Neuroendocrine tumors (NETs) may affect different organs of the human body, such as the thymus, lungs, pancreas, and gastrointestinal tract [1, 2]. The estimated annual incidence of clinically significant NETs is 5.25 per 100,000 [3]. Gastroenteropancreatic (GEP) neuroendocrine tumors (GEP-NETs) are the most common NETs, accounting for 65–75% of all NETs [4, 5].

Liver is the most common site for GEP-NETs metastases; between 65 and 95% of GEP-NETs metastasize to the liver [6–8]. Diffuse liver metastases occur in most patients with GEP-NETs and directly influence prognosis in patients. Many treatment strategies can be applied to GEP-NETs with diffuse liver metastasis, of which medications play an important role in the management of unresectable liver metastases. Current standard medical treatment options include the use of somatostatin analogues, cytotoxic chemotherapy agents, and targeted agents [8].

Tumor treatment response can provide prognostic information and assist in determining the follow-up treatment strategy. Several metrics have been used in monitoring tumor response, among which chromogranin A (CgA) is currently recognized as the most valuable serum tumor marker used for screening, diagnosis, treatment, monitoring of progress, and prognostic evaluation [9–12]. However, there is no universal detection method, and the normal range and sensitivity of CgA vary according to the assay used [9–12]. This limitation restricts its application in current clinical practice.

The use of computed tomography (CT) images is one of the most versatile and intuitive method [13]. RECIST [14] is widely used for the evaluation of treatment outcomes of anticancer therapy. However, RECIST criteria rely on diameter measurements on a single cross-sectional plane and on a limited number of lesions, making its interpretation controversial [15–18]. While some studies support its use for evaluating tumor response to treatment [15], others have suggested that it may overestimate or underestimate tumor burden [16–18]. Recent reports have claimed superiority of volumetric measurement of tumors over the use of RECIST [18–20]. However, a majority of these studies involved several representative lesions and did not reflect the change in all detectable hepatic lesions in patients with diffuse liver metastasis [18–20].

This study proposed a new computer-aided method to assess the treatment response using changes in total tumor volume and mean volumetric tumor density derived from volumetric measurements of all lesions in patients with GEP-NET diffuse metastases treated with drug therapy. The objective of this study was to assess the correlation of the changes in volumetric metrics with PFS that reflected the therapeutic effect. An analysis of its advantages and disadvantages over RECIST criteria is presented.

2. Materials and Methods

2.1. Patient Population

The study protocol was reviewed and approved by the Ethics Committee of Sun Yat-Sen University, and informed consent was obtained from all patients. The methods were carried out in accordance with the approved guidelines. A total of 45 patients with GEP-NET diffuse liver metastases, who received at least two courses of drug therapy after resection of the primary tumor between February 2012 and June 2015, were retrospectively collected for this study. Subsequently, further screening was performed according to the inclusion criteria. Inclusion criteria were: availability of pre- and posttreatment dual-phase contrast-enhanced spiral CT images and progression-free survival (PFS), and absence of extrahepatic metastases. Twenty patients were excluded from the study due to either lack of data on posttreatment PFS (N = 4), lack of either pre- or posttreatment CT images (N = 10), or due to other extrahepatic disease that affected treatment outcomes (N = 5); one patient had unqualified CT images. Finally, a total of 25 patients (18 males and 7 females) came within the purview of this retrospective analysis, of which 10 cases had primary tumors located in the pancreas, 3 cases were located in the stomach, 7 cases were located in the small bowel, and 5 cases were located in the rectum (Table 1).

◆ **Exercises**
a - Answer these questions using the neuroendocrine tumor excerpt:
(i) What is the estimated annual incidence of clinically significant NETs?
(ii) What percentage range of GEP-NETs metastasize to the liver?
(iii) How many patients were included in the final retrospective analysis, and how many of them were male?
b - Pick up the neuroendocrine tumor excerpt immediately after its final sentence and continue it.

◆ **Source data**
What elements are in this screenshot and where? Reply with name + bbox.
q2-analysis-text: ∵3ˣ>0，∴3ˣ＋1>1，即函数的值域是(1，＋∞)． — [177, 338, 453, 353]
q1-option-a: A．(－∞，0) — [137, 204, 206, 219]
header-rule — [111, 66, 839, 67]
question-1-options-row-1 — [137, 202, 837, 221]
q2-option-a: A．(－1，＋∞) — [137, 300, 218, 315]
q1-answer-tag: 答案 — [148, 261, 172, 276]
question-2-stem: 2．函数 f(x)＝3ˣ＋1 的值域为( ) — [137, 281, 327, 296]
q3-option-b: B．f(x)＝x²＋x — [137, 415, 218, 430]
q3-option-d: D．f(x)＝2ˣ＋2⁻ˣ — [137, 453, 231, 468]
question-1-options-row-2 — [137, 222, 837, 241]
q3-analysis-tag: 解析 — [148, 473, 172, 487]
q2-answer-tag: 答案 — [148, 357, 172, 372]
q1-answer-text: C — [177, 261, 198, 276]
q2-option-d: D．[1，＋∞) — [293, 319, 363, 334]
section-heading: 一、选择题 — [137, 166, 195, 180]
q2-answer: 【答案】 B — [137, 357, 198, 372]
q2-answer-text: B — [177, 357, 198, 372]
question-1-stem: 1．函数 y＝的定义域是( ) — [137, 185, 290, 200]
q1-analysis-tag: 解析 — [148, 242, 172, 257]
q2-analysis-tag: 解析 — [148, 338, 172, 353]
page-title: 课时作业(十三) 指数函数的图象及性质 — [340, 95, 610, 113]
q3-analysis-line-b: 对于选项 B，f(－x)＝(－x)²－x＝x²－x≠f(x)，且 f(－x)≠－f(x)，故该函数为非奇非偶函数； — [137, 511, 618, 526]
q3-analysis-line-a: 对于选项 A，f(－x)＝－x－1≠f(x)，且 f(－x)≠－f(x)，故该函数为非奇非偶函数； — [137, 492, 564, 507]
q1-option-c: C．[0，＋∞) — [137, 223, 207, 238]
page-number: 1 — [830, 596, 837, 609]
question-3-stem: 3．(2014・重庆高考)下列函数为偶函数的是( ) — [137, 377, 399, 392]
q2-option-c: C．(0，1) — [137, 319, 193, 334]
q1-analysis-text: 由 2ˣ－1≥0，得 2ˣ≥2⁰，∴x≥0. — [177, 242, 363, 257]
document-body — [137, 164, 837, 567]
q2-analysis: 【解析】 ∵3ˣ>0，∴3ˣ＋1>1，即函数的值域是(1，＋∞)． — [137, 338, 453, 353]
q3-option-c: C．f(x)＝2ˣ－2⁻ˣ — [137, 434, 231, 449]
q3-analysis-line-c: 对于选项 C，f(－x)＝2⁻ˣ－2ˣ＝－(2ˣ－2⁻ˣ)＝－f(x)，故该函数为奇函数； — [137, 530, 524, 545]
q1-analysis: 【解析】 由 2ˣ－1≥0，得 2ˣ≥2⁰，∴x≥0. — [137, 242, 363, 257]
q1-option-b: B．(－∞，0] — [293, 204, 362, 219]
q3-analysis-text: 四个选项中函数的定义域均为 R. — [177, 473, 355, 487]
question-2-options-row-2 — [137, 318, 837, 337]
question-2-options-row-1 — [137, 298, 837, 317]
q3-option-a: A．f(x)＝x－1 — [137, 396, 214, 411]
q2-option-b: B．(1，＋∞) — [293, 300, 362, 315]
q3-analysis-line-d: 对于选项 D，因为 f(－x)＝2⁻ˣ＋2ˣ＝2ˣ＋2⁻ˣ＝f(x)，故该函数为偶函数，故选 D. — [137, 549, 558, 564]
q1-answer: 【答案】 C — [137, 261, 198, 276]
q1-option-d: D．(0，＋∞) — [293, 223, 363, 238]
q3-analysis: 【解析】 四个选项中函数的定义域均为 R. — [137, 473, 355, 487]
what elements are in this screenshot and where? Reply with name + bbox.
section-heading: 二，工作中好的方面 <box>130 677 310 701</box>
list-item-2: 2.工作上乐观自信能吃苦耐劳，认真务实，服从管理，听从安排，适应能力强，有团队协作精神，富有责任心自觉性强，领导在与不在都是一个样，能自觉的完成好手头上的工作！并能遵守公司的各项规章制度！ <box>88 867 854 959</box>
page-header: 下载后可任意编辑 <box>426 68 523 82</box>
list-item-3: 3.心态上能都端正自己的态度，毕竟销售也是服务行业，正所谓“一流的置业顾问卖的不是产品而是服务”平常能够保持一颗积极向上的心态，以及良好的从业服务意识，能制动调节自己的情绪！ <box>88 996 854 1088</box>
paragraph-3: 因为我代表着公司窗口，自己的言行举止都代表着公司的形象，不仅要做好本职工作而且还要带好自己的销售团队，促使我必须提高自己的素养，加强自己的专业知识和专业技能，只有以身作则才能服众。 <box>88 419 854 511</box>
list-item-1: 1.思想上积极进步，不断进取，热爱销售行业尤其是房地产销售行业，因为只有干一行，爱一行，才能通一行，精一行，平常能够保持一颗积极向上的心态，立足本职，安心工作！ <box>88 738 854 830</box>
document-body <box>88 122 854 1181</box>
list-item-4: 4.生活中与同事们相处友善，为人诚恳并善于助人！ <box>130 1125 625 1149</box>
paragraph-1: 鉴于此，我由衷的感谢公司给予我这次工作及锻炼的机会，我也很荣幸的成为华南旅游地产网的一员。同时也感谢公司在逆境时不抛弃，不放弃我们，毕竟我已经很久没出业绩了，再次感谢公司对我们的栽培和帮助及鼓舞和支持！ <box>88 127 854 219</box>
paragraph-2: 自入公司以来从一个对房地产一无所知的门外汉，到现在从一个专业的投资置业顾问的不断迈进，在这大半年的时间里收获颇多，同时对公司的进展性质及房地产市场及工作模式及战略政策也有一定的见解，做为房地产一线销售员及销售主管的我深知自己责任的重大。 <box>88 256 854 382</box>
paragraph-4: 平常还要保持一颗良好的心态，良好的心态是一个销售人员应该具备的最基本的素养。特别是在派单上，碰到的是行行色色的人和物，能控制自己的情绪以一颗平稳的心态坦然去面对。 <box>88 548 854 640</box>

◆ **Outputs in order**
a -
(i) 5.25 per 100,000
(ii) Between 65 and 95%
(iii) 25 patients, 18 of whom were male

b -
2.2. Treatment Protocol

The drug therapy protocol was followed systematically. All 25 patients had received at least two courses of treatment (7 patients had two courses; 6 patients had three courses; 6 patients had four courses; 2 patients had five courses; 3 patients had six courses; and 1 patient had eight courses). Five treatment protocols were used in patients included in this study. Six patients received protocol (1) sunitinib (37.5 mg orally, qd). Three patients received protocol (2) everolimus (5 mg, orally. qd). One patient received protocol (3) capecitabine and temozolomide (capecitabine: 1.0 g orally, after breakfast, 1.5 g orally, after supper, d1-d14; temozolomide: 300 mg orally, half an hour before lunch, d10-d14, q4w). Seven patients received protocol (4) etoposide and cisplatin (etoposide: 100 mg intravenous. qd, d1-d5; cisplatin: 30 mg intravenous. qd, d1-d4, q3w). Eight patients received protocol (5) octreotide acetate (30 mg intramuscular injection, q4w).

2.3. CT Imaging Protocol

All patients underwent pre- and posttreatment CT imaging according to the standard institutional protocol for imaging of gastroenteropancreatic neuroendocrine liver metastasis. The posttreatment CT was performed after the end of two courses of treatment. A 64-row spiral CT (Toshiba Aquilion64, Japan) equipment was used. Breath-hold unenhanced and contrast-enhanced images (matrix, 512 × 512; slice thickness, 1 mm; interslice gap, 0.8 mm) were obtained in the arterial (37 s) and portal venous phases (65 s). For contrast-enhanced CT, a dose of 1.5 ml/kg iopromide (Ultravist300, Schering, Berlin, Germany) was administrated at a rate of 3–4 ml/s. CT scan was obtained before contrast agent injection, 34–37 s and 60–70 s after contrast agent injection, respectively.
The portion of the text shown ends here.